WRITTEN TASK →
Search the material below for the word "title". Copy every line that has it.

EXTRACTED ENTRIES →

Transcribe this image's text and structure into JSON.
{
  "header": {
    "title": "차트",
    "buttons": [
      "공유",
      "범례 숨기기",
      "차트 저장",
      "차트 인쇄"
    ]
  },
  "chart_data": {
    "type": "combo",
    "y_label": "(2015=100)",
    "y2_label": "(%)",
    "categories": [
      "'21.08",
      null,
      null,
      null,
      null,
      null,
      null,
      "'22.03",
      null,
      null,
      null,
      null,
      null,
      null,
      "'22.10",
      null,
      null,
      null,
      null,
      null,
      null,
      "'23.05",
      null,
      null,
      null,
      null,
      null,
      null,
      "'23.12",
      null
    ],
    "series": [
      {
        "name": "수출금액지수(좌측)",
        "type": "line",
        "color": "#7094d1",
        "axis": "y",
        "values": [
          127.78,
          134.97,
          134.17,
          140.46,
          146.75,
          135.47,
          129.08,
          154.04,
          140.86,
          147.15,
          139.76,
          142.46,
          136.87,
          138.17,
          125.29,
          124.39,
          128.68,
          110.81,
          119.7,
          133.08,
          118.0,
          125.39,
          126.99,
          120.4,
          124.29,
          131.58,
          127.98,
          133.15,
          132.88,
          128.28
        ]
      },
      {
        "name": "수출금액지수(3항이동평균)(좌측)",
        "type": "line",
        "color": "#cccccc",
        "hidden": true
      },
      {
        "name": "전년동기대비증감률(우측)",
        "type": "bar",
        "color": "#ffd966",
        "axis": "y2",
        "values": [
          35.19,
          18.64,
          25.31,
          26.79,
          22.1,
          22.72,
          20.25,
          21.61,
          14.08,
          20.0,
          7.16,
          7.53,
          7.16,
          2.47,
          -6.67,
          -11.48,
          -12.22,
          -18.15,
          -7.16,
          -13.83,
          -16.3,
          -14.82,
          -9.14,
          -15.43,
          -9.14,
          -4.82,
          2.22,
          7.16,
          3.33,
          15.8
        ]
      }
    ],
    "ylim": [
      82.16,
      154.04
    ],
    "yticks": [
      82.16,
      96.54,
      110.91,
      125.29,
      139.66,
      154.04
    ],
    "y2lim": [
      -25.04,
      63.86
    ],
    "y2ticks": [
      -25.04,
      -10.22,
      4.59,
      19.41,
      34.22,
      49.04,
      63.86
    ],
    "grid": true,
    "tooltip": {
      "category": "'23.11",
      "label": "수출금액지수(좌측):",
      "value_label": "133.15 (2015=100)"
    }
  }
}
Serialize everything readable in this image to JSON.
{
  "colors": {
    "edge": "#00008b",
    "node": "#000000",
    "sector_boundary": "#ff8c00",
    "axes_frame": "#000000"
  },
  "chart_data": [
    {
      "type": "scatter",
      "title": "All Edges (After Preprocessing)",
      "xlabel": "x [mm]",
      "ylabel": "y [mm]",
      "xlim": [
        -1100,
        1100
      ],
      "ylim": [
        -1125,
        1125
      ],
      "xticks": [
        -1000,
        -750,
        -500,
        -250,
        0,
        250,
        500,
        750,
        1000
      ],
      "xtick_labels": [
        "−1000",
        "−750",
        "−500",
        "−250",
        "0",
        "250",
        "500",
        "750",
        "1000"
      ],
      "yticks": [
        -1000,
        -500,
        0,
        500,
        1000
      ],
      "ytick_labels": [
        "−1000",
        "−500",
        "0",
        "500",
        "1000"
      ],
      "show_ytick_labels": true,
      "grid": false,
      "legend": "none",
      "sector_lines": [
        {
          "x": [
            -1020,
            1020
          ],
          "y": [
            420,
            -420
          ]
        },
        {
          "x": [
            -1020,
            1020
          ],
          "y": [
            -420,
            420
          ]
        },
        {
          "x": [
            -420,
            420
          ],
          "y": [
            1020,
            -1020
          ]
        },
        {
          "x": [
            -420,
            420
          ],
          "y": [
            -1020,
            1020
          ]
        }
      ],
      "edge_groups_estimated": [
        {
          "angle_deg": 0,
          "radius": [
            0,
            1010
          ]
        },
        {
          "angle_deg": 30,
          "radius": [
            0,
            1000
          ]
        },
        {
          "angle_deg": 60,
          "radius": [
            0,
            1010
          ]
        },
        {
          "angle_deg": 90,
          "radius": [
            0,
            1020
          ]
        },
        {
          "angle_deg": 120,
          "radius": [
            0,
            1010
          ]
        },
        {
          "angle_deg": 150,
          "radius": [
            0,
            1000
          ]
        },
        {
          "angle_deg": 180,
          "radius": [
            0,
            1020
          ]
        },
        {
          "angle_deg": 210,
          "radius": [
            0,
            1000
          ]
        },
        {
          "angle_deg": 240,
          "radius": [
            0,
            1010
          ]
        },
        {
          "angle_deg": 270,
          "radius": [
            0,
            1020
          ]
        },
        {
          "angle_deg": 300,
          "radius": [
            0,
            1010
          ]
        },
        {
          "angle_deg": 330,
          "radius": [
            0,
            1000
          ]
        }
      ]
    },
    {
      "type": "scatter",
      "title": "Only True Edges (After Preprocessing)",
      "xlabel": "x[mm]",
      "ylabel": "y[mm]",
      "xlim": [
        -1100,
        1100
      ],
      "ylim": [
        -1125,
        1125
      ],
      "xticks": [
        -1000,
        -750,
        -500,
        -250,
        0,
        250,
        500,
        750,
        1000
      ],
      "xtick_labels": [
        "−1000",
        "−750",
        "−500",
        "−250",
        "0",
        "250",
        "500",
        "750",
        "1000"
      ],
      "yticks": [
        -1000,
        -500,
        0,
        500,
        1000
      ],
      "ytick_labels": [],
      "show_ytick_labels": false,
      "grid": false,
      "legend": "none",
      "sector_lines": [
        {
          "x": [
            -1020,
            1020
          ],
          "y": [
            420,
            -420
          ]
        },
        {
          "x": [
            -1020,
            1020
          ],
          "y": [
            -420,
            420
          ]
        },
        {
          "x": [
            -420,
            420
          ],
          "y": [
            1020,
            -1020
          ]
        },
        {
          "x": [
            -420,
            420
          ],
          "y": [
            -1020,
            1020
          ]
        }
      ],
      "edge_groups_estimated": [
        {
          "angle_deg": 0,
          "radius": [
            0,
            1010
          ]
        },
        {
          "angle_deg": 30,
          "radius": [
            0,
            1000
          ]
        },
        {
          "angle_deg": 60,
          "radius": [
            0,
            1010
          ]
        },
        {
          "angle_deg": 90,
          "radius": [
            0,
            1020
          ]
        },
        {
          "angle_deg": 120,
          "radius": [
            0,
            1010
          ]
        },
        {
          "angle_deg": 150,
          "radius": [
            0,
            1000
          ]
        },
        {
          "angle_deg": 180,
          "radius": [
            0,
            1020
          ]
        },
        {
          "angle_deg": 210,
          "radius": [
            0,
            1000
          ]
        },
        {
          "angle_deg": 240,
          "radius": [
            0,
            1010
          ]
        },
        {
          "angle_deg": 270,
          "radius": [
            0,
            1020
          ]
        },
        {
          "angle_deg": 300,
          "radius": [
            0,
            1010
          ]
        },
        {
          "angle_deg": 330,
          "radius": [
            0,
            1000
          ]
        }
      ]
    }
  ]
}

THE REPLY →
    "title": "차트",
      "title": "All Edges (After Preprocessing)",
      "title": "Only True Edges (After Preprocessing)",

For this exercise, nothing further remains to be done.